Quote all lines below exactly. Images stay out.

**********

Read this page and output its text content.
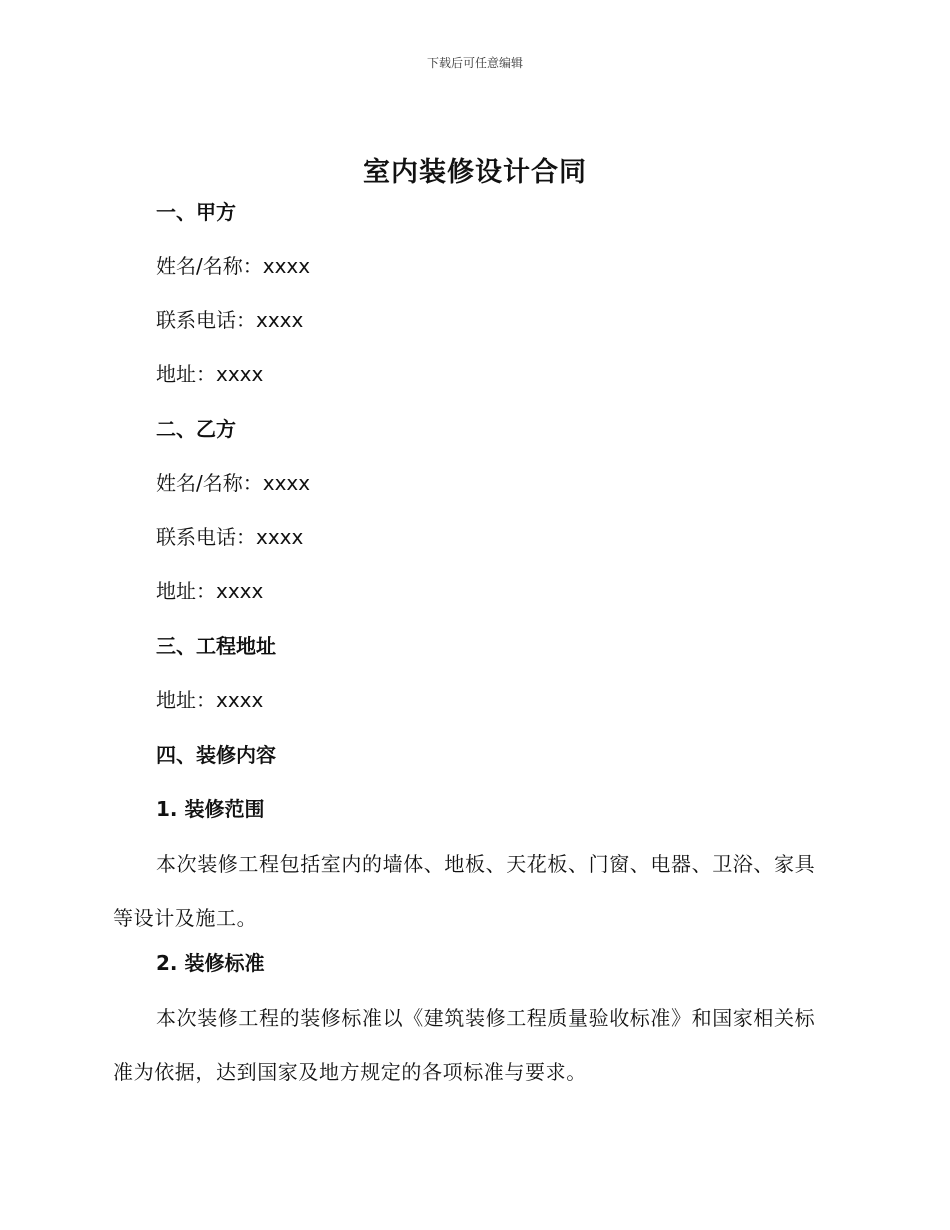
下载后可任意编辑
室内装修设计合同
一、甲方
姓名/名称：xxxx
联系电话：xxxx
地址：xxxx
二、乙方
姓名/名称：xxxx
联系电话：xxxx
地址：xxxx
三、工程地址
地址：xxxx
四、装修内容
1. 装修范围
本次装修工程包括室内的墙体、地板、天花板、门窗、电器、卫浴、家具等设计及施工。
2. 装修标准
本次装修工程的装修标准以《建筑装修工程质量验收标准》和国家相关标准为依据，达到国家及地方规定的各项标准与要求。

**********

→ **Result for this task**:
Read this page and output its text content.
下载后可任意编辑
室内装修设计合同
一、甲方
姓名/名称：xxxx
联系电话：xxxx
地址：xxxx
二、乙方
姓名/名称：xxxx
联系电话：xxxx
地址：xxxx
三、工程地址
地址：xxxx
四、装修内容
1. 装修范围
本次装修工程包括室内的墙体、地板、天花板、门窗、电器、卫浴、家具等设计及施工。
2. 装修标准
本次装修工程的装修标准以《建筑装修工程质量验收标准》和国家相关标准为依据，达到国家及地方规定的各项标准与要求。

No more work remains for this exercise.